## Description of the task
In the data that follows, count every line holding the string "angle" and give the count alone.

(Figure dataset records)
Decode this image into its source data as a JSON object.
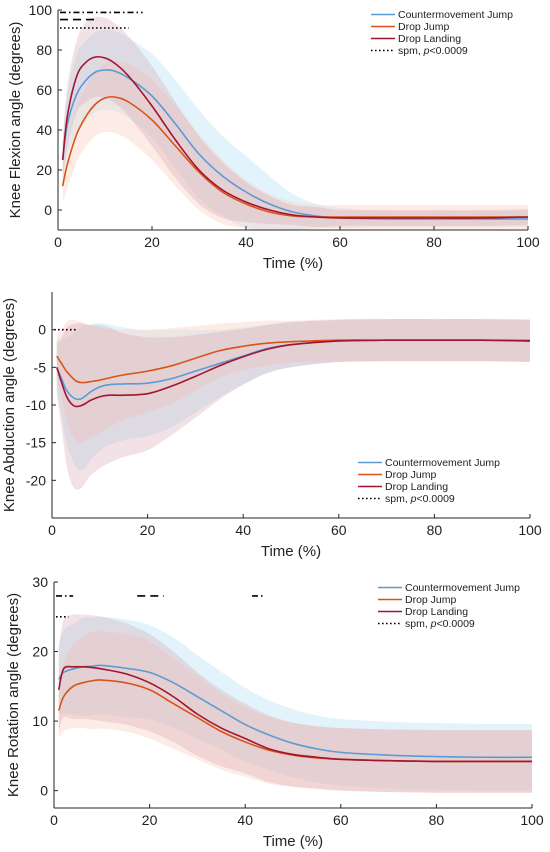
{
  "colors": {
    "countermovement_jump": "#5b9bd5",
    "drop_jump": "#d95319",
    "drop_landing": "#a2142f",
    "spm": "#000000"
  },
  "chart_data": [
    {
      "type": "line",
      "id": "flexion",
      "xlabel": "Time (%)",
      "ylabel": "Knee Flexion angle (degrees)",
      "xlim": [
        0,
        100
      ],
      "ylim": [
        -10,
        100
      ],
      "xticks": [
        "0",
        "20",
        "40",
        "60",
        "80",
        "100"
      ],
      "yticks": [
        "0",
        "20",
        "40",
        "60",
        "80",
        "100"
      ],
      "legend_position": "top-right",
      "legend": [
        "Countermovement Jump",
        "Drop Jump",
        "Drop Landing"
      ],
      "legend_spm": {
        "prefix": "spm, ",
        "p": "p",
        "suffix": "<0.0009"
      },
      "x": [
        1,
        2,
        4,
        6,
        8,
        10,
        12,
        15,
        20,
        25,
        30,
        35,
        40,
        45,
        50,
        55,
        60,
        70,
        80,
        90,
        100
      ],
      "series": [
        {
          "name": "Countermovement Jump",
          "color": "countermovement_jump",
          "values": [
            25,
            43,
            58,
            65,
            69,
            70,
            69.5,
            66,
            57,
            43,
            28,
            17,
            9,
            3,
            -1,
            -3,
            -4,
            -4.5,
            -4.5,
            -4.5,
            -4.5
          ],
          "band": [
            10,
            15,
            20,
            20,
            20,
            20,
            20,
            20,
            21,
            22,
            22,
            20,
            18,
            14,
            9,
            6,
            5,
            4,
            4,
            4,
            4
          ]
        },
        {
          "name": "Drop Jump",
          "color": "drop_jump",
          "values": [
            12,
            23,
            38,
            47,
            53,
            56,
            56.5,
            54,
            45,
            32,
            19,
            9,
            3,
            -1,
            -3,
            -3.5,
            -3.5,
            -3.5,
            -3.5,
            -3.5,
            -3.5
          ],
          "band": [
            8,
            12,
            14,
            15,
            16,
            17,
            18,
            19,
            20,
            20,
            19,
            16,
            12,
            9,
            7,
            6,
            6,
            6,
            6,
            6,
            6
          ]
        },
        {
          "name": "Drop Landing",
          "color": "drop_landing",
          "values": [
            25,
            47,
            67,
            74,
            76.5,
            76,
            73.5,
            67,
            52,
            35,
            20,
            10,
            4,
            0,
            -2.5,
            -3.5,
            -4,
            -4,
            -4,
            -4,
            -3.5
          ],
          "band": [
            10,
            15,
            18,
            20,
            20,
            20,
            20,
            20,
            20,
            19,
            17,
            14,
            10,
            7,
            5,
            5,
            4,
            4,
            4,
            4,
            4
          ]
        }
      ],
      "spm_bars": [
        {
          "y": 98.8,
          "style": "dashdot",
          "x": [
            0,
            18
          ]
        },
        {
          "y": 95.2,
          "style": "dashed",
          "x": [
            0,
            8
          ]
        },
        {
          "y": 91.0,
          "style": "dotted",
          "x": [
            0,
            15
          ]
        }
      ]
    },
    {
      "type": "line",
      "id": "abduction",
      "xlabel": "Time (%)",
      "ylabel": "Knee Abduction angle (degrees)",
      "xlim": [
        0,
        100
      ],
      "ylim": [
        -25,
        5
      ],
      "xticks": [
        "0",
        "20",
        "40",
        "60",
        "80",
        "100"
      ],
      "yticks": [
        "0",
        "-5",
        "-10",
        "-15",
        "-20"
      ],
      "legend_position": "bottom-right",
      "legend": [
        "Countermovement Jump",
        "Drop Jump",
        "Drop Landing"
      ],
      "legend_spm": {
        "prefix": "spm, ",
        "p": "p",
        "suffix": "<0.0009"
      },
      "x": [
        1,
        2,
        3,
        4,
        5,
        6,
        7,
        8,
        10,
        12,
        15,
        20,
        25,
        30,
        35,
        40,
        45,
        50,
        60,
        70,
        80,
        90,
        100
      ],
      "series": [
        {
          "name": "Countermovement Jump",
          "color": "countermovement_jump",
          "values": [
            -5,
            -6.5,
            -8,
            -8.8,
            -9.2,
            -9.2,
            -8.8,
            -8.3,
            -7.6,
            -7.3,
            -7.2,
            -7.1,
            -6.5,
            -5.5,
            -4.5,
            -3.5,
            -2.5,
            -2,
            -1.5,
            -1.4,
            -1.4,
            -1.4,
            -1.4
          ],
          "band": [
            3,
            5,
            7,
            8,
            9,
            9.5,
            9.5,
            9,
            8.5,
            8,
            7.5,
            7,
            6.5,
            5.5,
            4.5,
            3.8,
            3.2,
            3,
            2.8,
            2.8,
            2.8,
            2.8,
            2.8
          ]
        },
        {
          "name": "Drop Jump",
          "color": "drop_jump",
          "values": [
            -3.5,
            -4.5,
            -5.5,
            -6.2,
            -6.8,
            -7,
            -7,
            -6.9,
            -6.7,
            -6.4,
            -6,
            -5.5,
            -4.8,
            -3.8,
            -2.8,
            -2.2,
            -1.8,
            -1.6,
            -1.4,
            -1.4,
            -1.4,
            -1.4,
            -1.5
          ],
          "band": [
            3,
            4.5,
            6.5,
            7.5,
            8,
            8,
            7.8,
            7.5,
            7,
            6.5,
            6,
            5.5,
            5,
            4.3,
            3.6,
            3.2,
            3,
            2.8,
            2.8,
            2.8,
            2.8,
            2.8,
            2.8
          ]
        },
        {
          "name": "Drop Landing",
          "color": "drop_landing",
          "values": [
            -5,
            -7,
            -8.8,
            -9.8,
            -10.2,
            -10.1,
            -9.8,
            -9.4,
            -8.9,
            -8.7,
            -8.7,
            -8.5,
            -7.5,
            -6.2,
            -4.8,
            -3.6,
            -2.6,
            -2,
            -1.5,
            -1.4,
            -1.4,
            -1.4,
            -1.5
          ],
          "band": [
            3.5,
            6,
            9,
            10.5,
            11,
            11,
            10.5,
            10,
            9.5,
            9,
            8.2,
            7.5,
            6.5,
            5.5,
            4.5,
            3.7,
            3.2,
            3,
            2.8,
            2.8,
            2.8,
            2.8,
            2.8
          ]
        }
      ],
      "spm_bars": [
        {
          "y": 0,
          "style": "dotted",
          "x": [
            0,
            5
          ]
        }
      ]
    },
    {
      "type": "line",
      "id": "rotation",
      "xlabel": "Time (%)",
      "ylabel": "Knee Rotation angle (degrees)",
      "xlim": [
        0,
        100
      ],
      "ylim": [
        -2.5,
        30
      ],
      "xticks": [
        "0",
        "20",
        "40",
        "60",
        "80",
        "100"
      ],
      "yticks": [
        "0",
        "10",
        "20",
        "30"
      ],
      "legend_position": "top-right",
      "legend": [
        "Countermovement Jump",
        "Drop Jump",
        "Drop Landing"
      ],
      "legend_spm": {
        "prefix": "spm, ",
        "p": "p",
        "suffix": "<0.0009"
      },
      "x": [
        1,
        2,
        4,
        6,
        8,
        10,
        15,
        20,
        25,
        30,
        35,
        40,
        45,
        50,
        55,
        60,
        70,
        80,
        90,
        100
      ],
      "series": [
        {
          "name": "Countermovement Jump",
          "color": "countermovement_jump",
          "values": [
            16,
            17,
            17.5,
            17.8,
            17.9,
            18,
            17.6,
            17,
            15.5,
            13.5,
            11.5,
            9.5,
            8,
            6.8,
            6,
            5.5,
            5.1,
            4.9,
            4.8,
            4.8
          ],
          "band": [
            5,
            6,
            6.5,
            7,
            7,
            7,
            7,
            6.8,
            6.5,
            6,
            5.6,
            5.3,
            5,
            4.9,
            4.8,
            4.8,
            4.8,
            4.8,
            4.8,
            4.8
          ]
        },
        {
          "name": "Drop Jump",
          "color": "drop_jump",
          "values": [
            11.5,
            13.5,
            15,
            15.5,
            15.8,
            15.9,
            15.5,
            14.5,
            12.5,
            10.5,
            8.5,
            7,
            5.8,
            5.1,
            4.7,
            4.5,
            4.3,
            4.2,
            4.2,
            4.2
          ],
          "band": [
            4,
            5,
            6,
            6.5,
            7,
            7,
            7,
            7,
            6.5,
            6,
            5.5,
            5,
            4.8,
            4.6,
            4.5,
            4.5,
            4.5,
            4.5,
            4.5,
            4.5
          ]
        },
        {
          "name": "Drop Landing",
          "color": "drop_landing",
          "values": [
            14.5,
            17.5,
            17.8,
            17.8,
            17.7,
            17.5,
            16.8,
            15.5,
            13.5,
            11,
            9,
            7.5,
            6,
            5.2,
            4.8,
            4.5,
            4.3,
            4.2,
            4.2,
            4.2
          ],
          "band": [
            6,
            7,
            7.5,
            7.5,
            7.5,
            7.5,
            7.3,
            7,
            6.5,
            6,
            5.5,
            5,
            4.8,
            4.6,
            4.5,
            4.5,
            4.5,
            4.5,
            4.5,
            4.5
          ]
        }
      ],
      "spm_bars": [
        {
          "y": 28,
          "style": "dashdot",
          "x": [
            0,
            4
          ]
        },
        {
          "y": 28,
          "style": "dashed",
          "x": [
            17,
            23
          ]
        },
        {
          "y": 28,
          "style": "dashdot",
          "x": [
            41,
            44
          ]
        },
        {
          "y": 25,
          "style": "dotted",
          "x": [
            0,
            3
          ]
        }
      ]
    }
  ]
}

## Output of the exercise
3